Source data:
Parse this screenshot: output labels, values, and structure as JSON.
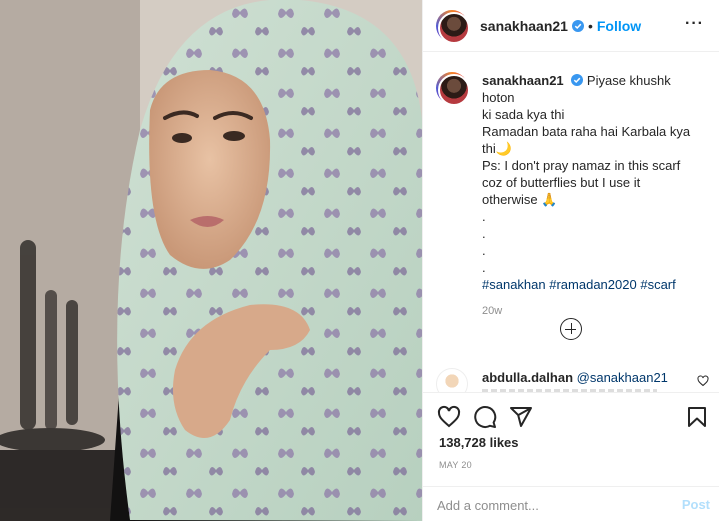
{
  "post": {
    "image_alt": "",
    "author": {
      "username": "sanakhaan21",
      "verified": true,
      "follow_label": "Follow",
      "separator": "•"
    },
    "caption": {
      "username": "sanakhaan21",
      "lines": [
        "Piyase khushk hoton",
        "ki sada kya thi",
        "Ramadan bata raha hai Karbala kya",
        "thi🌙",
        "Ps: I don't pray namaz in this scarf",
        "coz of butterflies but I use it",
        "otherwise 🙏",
        ".",
        ".",
        ".",
        "."
      ],
      "hashtags": [
        "#sanakhan",
        "#ramadan2020",
        "#scarf"
      ],
      "time": "20w"
    },
    "comments": [
      {
        "username": "abdulla.dalhan",
        "text": "@sanakhaan21"
      }
    ],
    "likes": "138,728 likes",
    "date": "MAY 20",
    "add_comment_placeholder": "Add a comment...",
    "post_label": "Post"
  },
  "colors": {
    "accent": "#0095f6",
    "link": "#00376b",
    "muted": "#8e8e8e",
    "post_disabled": "#b2dffc"
  },
  "icons": [
    "more-options-icon",
    "verified-badge-icon",
    "load-more-comments-icon",
    "heart-icon",
    "comment-icon",
    "share-icon",
    "bookmark-icon"
  ]
}
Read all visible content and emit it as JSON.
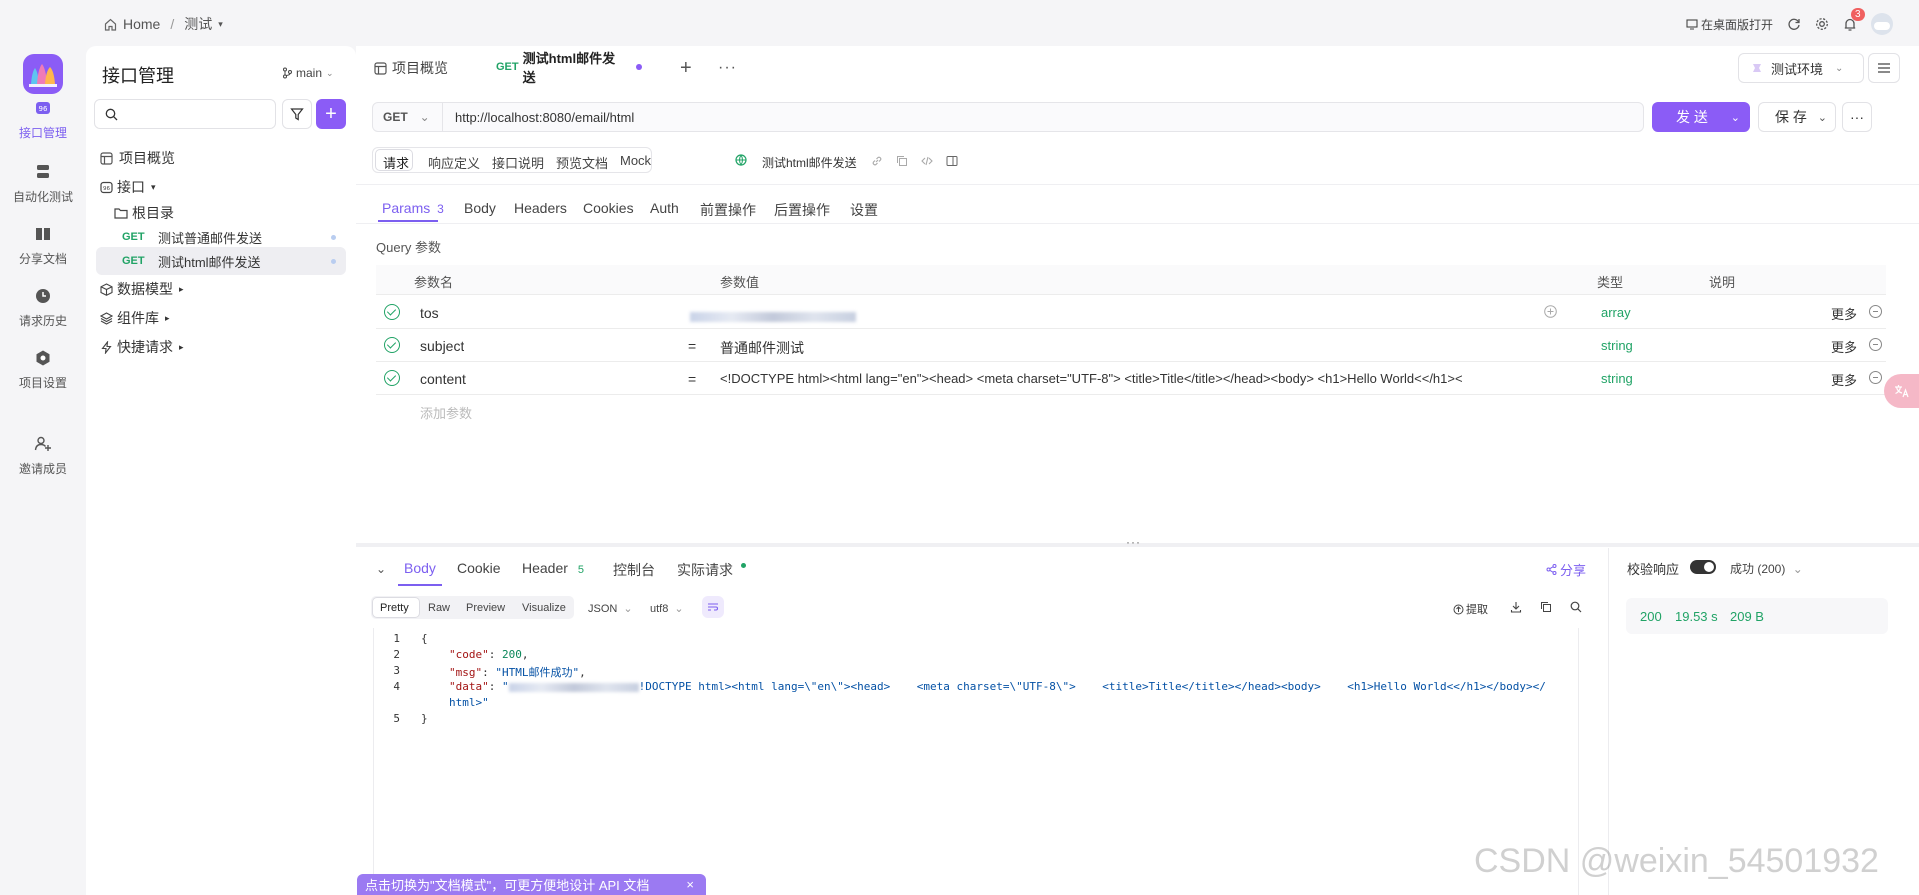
{
  "topbar": {
    "home": "Home",
    "project": "测试",
    "open_desktop": "在桌面版打开",
    "notification_count": "3"
  },
  "rail": {
    "items": [
      {
        "label": "接口管理"
      },
      {
        "label": "自动化测试"
      },
      {
        "label": "分享文档"
      },
      {
        "label": "请求历史"
      },
      {
        "label": "项目设置"
      },
      {
        "label": "邀请成员"
      }
    ]
  },
  "sidebar": {
    "title": "接口管理",
    "branch": "main",
    "overview": "项目概览",
    "interfaces": "接口",
    "root": "根目录",
    "apis": [
      {
        "method": "GET",
        "name": "测试普通邮件发送"
      },
      {
        "method": "GET",
        "name": "测试html邮件发送"
      }
    ],
    "data_model": "数据模型",
    "components": "组件库",
    "quick_request": "快捷请求"
  },
  "tabs": {
    "overview": "项目概览",
    "active_method": "GET",
    "active_name": "测试html邮件发送",
    "environment": "测试环境"
  },
  "request": {
    "method": "GET",
    "url": "http://localhost:8080/email/html",
    "send": "发 送",
    "save": "保 存"
  },
  "mode_tabs": [
    "请求",
    "响应定义",
    "接口说明",
    "预览文档",
    "Mock"
  ],
  "api_name": "测试html邮件发送",
  "param_tabs": {
    "params": "Params",
    "params_count": "3",
    "body": "Body",
    "headers": "Headers",
    "cookies": "Cookies",
    "auth": "Auth",
    "pre": "前置操作",
    "post": "后置操作",
    "settings": "设置"
  },
  "query": {
    "title": "Query 参数",
    "headers": {
      "name": "参数名",
      "value": "参数值",
      "type": "类型",
      "desc": "说明"
    },
    "rows": [
      {
        "name": "tos",
        "eq": "",
        "value": "",
        "type": "array",
        "more": "更多"
      },
      {
        "name": "subject",
        "eq": "=",
        "value": "普通邮件测试",
        "type": "string",
        "more": "更多"
      },
      {
        "name": "content",
        "eq": "=",
        "value": "<!DOCTYPE html><html lang=\"en\"><head>    <meta charset=\"UTF-8\">    <title>Title</title></head><body>    <h1>Hello World<</h1><",
        "type": "string",
        "more": "更多"
      }
    ],
    "add_placeholder": "添加参数"
  },
  "response": {
    "tabs": {
      "body": "Body",
      "cookie": "Cookie",
      "header": "Header",
      "header_count": "5",
      "console": "控制台",
      "actual": "实际请求"
    },
    "share": "分享",
    "formats": [
      "Pretty",
      "Raw",
      "Preview",
      "Visualize"
    ],
    "lang": "JSON",
    "encoding": "utf8",
    "extract": "提取",
    "code": {
      "l1": "{",
      "l2_key": "\"code\"",
      "l2_val": "200",
      "l3_key": "\"msg\"",
      "l3_val": "\"HTML邮件成功\"",
      "l4_key": "\"data\"",
      "l4_val": "!DOCTYPE html><html lang=\\\"en\\\"><head>    <meta charset=\\\"UTF-8\\\">    <title>Title</title></head><body>    <h1>Hello World<</h1></body></",
      "l4b": "html>\"",
      "l5": "}"
    },
    "line_numbers": [
      "1",
      "2",
      "3",
      "4",
      "5"
    ],
    "validate": "校验响应",
    "status_select": "成功 (200)",
    "status_code": "200",
    "time": "19.53 s",
    "size": "209 B"
  },
  "doc_mode_banner": "点击切换为\"文档模式\"，可更方便地设计 API 文档",
  "watermark": "CSDN @weixin_54501932",
  "colors": {
    "accent": "#7c5ff0",
    "get": "#21a366",
    "type": "#21a366"
  }
}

* _Work instructions_:
Without the pictures, restate each entry exactly.

* _Result below_:
Parse this screenshot: output labels, values, and structure as JSON.
{
  "post": {
    "image_alt": "",
    "author": {
      "username": "sanakhaan21",
      "verified": true,
      "follow_label": "Follow",
      "separator": "•"
    },
    "caption": {
      "username": "sanakhaan21",
      "lines": [
        "Piyase khushk hoton",
        "ki sada kya thi",
        "Ramadan bata raha hai Karbala kya",
        "thi🌙",
        "Ps: I don't pray namaz in this scarf",
        "coz of butterflies but I use it",
        "otherwise 🙏",
        ".",
        ".",
        ".",
        "."
      ],
      "hashtags": [
        "#sanakhan",
        "#ramadan2020",
        "#scarf"
      ],
      "time": "20w"
    },
    "comments": [
      {
        "username": "abdulla.dalhan",
        "text": "@sanakhaan21"
      }
    ],
    "likes": "138,728 likes",
    "date": "MAY 20",
    "add_comment_placeholder": "Add a comment...",
    "post_label": "Post"
  },
  "colors": {
    "accent": "#0095f6",
    "link": "#00376b",
    "muted": "#8e8e8e",
    "post_disabled": "#b2dffc"
  },
  "icons": [
    "more-options-icon",
    "verified-badge-icon",
    "load-more-comments-icon",
    "heart-icon",
    "comment-icon",
    "share-icon",
    "bookmark-icon"
  ]
}
Read all visible content and emit it as JSON.
{
  "topbar": {
    "home": "Home",
    "project": "测试",
    "open_desktop": "在桌面版打开",
    "notification_count": "3"
  },
  "rail": {
    "items": [
      {
        "label": "接口管理"
      },
      {
        "label": "自动化测试"
      },
      {
        "label": "分享文档"
      },
      {
        "label": "请求历史"
      },
      {
        "label": "项目设置"
      },
      {
        "label": "邀请成员"
      }
    ]
  },
  "sidebar": {
    "title": "接口管理",
    "branch": "main",
    "overview": "项目概览",
    "interfaces": "接口",
    "root": "根目录",
    "apis": [
      {
        "method": "GET",
        "name": "测试普通邮件发送"
      },
      {
        "method": "GET",
        "name": "测试html邮件发送"
      }
    ],
    "data_model": "数据模型",
    "components": "组件库",
    "quick_request": "快捷请求"
  },
  "tabs": {
    "overview": "项目概览",
    "active_method": "GET",
    "active_name": "测试html邮件发送",
    "environment": "测试环境"
  },
  "request": {
    "method": "GET",
    "url": "http://localhost:8080/email/html",
    "send": "发 送",
    "save": "保 存"
  },
  "mode_tabs": [
    "请求",
    "响应定义",
    "接口说明",
    "预览文档",
    "Mock"
  ],
  "api_name": "测试html邮件发送",
  "param_tabs": {
    "params": "Params",
    "params_count": "3",
    "body": "Body",
    "headers": "Headers",
    "cookies": "Cookies",
    "auth": "Auth",
    "pre": "前置操作",
    "post": "后置操作",
    "settings": "设置"
  },
  "query": {
    "title": "Query 参数",
    "headers": {
      "name": "参数名",
      "value": "参数值",
      "type": "类型",
      "desc": "说明"
    },
    "rows": [
      {
        "name": "tos",
        "eq": "",
        "value": "",
        "type": "array",
        "more": "更多"
      },
      {
        "name": "subject",
        "eq": "=",
        "value": "普通邮件测试",
        "type": "string",
        "more": "更多"
      },
      {
        "name": "content",
        "eq": "=",
        "value": "<!DOCTYPE html><html lang=\"en\"><head>    <meta charset=\"UTF-8\">    <title>Title</title></head><body>    <h1>Hello World<</h1><",
        "type": "string",
        "more": "更多"
      }
    ],
    "add_placeholder": "添加参数"
  },
  "response": {
    "tabs": {
      "body": "Body",
      "cookie": "Cookie",
      "header": "Header",
      "header_count": "5",
      "console": "控制台",
      "actual": "实际请求"
    },
    "share": "分享",
    "formats": [
      "Pretty",
      "Raw",
      "Preview",
      "Visualize"
    ],
    "lang": "JSON",
    "encoding": "utf8",
    "extract": "提取",
    "code": {
      "l1": "{",
      "l2_key": "\"code\"",
      "l2_val": "200",
      "l3_key": "\"msg\"",
      "l3_val": "\"HTML邮件成功\"",
      "l4_key": "\"data\"",
      "l4_val": "!DOCTYPE html><html lang=\\\"en\\\"><head>    <meta charset=\\\"UTF-8\\\">    <title>Title</title></head><body>    <h1>Hello World<</h1></body></",
      "l4b": "html>\"",
      "l5": "}"
    },
    "line_numbers": [
      "1",
      "2",
      "3",
      "4",
      "5"
    ],
    "validate": "校验响应",
    "status_select": "成功 (200)",
    "status_code": "200",
    "time": "19.53 s",
    "size": "209 B"
  },
  "doc_mode_banner": "点击切换为\"文档模式\"，可更方便地设计 API 文档",
  "watermark": "CSDN @weixin_54501932",
  "colors": {
    "accent": "#7c5ff0",
    "get": "#21a366",
    "type": "#21a366"
  }
}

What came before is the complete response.